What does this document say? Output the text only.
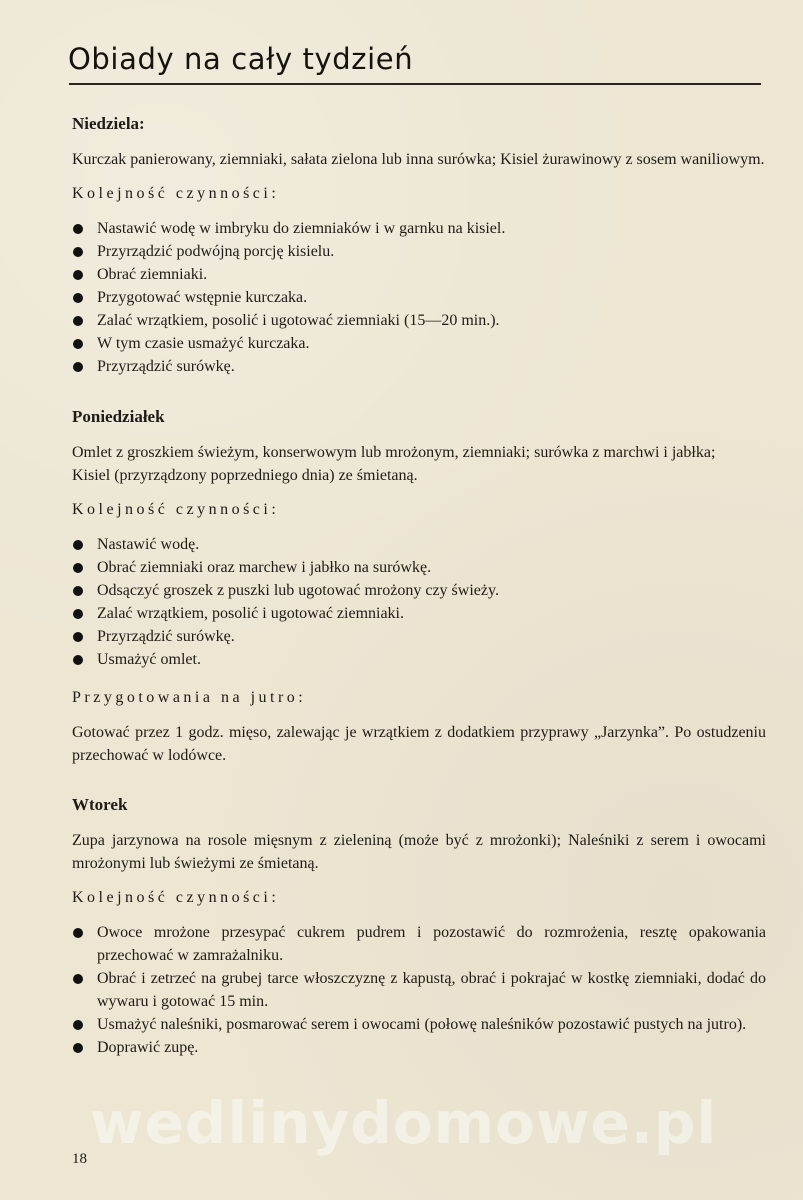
Obiady na cały tydzień
Niedziela:

Kurczak panierowany, ziemniaki, sałata zielona lub inna surówka; Kisiel żurawinowy z sosem waniliowym.

Kolejność czynności:
Nastawić wodę w imbryku do ziemniaków i w garnku na kisiel.
Przyrządzić podwójną porcję kisielu.
Obrać ziemniaki.
Przygotować wstępnie kurczaka.
Zalać wrzątkiem, posolić i ugotować ziemniaki (15—20 min.).
W tym czasie usmażyć kurczaka.
Przyrządzić surówkę.
Poniedziałek

Omlet z groszkiem świeżym, konserwowym lub mrożonym, ziemniaki; surówka z marchwi i jabłka;
Kisiel (przyrządzony poprzedniego dnia) ze śmietaną.

Kolejność czynności:
Nastawić wodę.
Obrać ziemniaki oraz marchew i jabłko na surówkę.
Odsączyć groszek z puszki lub ugotować mrożony czy świeży.
Zalać wrzątkiem, posolić i ugotować ziemniaki.
Przyrządzić surówkę.
Usmażyć omlet.
Przygotowania na jutro:

Gotować przez 1 godz. mięso, zalewając je wrzątkiem z dodatkiem przyprawy „Jarzynka”. Po ostudzeniu przechować w lodówce.

Wtorek

Zupa jarzynowa na rosole mięsnym z zieleniną (może być z mrożonki); Naleśniki z serem i owocami mrożonymi lub świeżymi ze śmietaną.

Kolejność czynności:
Owoce mrożone przesypać cukrem pudrem i pozostawić do rozmrożenia, resztę opakowania przechować w zamrażalniku.
Obrać i zetrzeć na grubej tarce włoszczyznę z kapustą, obrać i pokrajać w kostkę ziemniaki, dodać do wywaru i gotować 15 min.
Usmażyć naleśniki, posmarować serem i owocami (połowę naleśników pozostawić pustych na jutro).
Doprawić zupę.
wedlinydomowe.pl
18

- - - - - - -

Task description: Write the records out again in full, exactly, and skip every picture.

Output for this exercise:
What does this document say? Output the text only.
Obiady na cały tydzień
Niedziela:

Kurczak panierowany, ziemniaki, sałata zielona lub inna surówka; Kisiel żurawinowy z sosem waniliowym.

Kolejność czynności:
Nastawić wodę w imbryku do ziemniaków i w garnku na kisiel.
Przyrządzić podwójną porcję kisielu.
Obrać ziemniaki.
Przygotować wstępnie kurczaka.
Zalać wrzątkiem, posolić i ugotować ziemniaki (15—20 min.).
W tym czasie usmażyć kurczaka.
Przyrządzić surówkę.
Poniedziałek

Omlet z groszkiem świeżym, konserwowym lub mrożonym, ziemniaki; surówka z marchwi i jabłka;
Kisiel (przyrządzony poprzedniego dnia) ze śmietaną.

Kolejność czynności:
Nastawić wodę.
Obrać ziemniaki oraz marchew i jabłko na surówkę.
Odsączyć groszek z puszki lub ugotować mrożony czy świeży.
Zalać wrzątkiem, posolić i ugotować ziemniaki.
Przyrządzić surówkę.
Usmażyć omlet.
Przygotowania na jutro:

Gotować przez 1 godz. mięso, zalewając je wrzątkiem z dodatkiem przyprawy „Jarzynka”. Po ostudzeniu przechować w lodówce.

Wtorek

Zupa jarzynowa na rosole mięsnym z zieleniną (może być z mrożonki); Naleśniki z serem i owocami mrożonymi lub świeżymi ze śmietaną.

Kolejność czynności:
Owoce mrożone przesypać cukrem pudrem i pozostawić do rozmrożenia, resztę opakowania przechować w zamrażalniku.
Obrać i zetrzeć na grubej tarce włoszczyznę z kapustą, obrać i pokrajać w kostkę ziemniaki, dodać do wywaru i gotować 15 min.
Usmażyć naleśniki, posmarować serem i owocami (połowę naleśników pozostawić pustych na jutro).
Doprawić zupę.
wedlinydomowe.pl
18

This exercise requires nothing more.